Discovery of antiproliferative and anti-FAK inhibitory activity of 1,2,4-triazole derivatives containing acetamido carboxylic acid skeleton

Muhamad Mustafa a,b, Gamal El-Din A Abuo-Rahma a,b,*, Amer Ali Abd El-Hafeez c,d, Esam R Ahmed e, Dalia Abdelhamid b, Pradipta Ghosh d,f,g,h, Alaa M Hayallah a,i,j
PMCID: PMC8459745  NIHMSID: NIHMS1733979  PMID: 33744442

Abstract

Small molecule inhibitors of the focal adhesion kinase are regarded as promising tools in our armamentarium for treating cancer. Here, we identified four 1,2,4-triazole derivatives that inhibit FAK kinase significantly and evaluated their therapeutic potential. Most tested compounds revealed potent antiproliferative activity in HepG2 and Hep3B liver cancer cells, in which 3c and 3d were the most potent (IC50 range; 2.88~4.83 μM). Compound 3d possessed significant FAK inhibitory activity with IC50 value of 18.10 nM better than the reference GSK-2256098 (IC50 = 22.14 nM). The preliminary mechanism investigation by Western blot analysis showed that both 3c and 3d repressed FAK phosphorylation comparable to GSK-2256098 in HepG2 cells. As a result of FAK inhibition, 3c and 3d inhibited the pro-survival pathways by decreasing the phosphorylation levels of PI3K, Akt, JNK, and STAT3 proteins. This effect led to apoptosis induction and cell cycle arrest. Taken together, these results indicate that 3d could serve as a potent preclinical candidate for the treatment of cancers.

□ □ □ □ □ □ □

§ Task prompt
Condense the abstract paragraph beginning "Small molecule inhibitors of the focal adhesion kinase" into a short bulleted list that keeps its main facts.

□ □ □ □ □ □ □

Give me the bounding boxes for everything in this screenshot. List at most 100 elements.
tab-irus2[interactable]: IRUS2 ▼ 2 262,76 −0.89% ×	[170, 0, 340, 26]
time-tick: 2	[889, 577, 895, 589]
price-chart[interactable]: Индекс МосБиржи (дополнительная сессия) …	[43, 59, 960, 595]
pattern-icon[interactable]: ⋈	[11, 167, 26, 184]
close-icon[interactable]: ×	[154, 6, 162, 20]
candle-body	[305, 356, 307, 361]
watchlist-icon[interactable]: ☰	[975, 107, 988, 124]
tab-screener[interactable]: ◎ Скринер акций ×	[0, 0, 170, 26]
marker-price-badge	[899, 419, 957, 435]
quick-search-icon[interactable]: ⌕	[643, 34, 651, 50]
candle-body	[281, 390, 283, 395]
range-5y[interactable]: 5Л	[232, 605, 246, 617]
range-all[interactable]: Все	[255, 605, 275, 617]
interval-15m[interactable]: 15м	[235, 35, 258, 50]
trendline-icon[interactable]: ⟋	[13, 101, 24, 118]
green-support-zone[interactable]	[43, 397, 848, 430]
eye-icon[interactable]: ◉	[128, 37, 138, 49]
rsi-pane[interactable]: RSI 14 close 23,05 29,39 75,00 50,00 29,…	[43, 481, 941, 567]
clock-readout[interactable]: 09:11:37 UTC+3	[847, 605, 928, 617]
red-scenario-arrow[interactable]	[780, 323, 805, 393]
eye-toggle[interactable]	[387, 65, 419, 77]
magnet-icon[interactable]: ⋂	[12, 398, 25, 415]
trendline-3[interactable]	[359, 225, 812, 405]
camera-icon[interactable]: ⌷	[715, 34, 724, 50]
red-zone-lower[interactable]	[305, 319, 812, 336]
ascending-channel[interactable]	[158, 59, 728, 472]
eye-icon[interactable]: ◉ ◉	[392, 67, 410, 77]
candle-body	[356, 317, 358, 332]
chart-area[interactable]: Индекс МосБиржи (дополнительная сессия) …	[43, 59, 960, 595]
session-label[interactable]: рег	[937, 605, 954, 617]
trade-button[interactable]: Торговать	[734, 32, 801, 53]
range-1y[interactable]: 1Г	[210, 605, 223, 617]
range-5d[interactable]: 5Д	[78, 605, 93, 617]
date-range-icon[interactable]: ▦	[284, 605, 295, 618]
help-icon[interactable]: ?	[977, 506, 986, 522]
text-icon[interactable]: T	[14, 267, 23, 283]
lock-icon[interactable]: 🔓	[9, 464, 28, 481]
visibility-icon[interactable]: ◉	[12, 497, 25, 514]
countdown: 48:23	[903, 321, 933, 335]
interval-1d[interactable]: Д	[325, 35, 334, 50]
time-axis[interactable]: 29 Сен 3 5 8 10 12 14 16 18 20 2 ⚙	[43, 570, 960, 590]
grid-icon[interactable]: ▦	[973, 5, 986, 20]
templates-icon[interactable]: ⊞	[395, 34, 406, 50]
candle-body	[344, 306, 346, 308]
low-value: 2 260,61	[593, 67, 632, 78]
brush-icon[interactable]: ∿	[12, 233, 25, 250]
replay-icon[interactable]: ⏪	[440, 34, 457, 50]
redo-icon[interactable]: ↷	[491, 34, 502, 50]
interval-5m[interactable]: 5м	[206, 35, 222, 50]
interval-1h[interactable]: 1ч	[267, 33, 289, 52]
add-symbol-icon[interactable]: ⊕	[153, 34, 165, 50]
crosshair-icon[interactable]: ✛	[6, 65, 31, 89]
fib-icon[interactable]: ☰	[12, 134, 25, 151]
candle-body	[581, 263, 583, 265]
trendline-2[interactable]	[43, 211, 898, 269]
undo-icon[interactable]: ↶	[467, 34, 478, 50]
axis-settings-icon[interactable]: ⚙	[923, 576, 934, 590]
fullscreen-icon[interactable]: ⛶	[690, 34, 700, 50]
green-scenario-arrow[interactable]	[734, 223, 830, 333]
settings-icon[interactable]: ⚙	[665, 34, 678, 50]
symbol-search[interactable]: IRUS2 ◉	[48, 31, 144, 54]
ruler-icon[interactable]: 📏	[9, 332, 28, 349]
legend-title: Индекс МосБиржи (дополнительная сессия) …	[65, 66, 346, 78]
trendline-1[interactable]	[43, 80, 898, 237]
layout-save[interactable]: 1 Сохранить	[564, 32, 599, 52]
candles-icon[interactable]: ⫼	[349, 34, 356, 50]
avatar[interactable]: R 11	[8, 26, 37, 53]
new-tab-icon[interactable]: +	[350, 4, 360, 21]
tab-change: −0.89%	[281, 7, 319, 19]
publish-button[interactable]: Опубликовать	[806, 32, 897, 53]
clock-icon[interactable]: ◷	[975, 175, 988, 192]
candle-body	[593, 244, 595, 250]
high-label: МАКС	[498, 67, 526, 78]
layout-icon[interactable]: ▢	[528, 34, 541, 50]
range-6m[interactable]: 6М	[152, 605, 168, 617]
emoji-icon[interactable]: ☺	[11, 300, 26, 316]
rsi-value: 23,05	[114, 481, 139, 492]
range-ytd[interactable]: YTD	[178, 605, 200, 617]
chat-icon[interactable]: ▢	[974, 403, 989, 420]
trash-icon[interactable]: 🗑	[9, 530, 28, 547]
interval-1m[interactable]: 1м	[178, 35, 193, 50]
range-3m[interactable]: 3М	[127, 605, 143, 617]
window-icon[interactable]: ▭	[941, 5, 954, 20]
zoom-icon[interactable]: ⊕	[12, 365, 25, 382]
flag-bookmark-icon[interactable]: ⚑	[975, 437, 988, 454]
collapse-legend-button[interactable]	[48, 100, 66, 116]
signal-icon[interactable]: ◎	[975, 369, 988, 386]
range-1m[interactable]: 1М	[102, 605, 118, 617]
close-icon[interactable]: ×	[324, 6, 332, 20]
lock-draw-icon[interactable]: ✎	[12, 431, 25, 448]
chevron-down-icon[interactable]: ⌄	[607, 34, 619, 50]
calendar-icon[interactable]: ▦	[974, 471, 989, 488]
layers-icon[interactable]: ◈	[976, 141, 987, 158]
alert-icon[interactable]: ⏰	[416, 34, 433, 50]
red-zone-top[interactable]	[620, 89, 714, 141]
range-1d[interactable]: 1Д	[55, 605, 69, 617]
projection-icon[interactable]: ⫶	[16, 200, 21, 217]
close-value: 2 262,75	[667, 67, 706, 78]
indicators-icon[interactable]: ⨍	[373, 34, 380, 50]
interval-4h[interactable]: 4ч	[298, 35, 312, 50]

□ □ □ □ □ □ □

§ Expected answer
- Small molecule inhibitors of focal adhesion kinase (FAK) are seen as promising cancer treatment tools.
- Four 1,2,4-triazole derivatives were identified that significantly inhibit FAK kinase.
- Most tested compounds showed potent antiproliferative activity in HepG2 and Hep3B liver cancer cells. Compounds 3c and 3d were the most potent (IC50 2.88–4.83 μM).
- Compound 3d inhibited FAK with an IC50 of 18.10 nM, better than the reference GSK-2256098 (22.14 nM).
- Western blot analysis showed that 3c and 3d repressed FAK phosphorylation in HepG2 cells, comparable to GSK-2256098.
- Both compounds lowered phosphorylation of PI3K, Akt, JNK, and STAT3, inhibiting pro-survival pathways and leading to apoptosis and cell cycle arrest.
- Compound 3d could serve as a potent preclinical candidate for cancer treatment.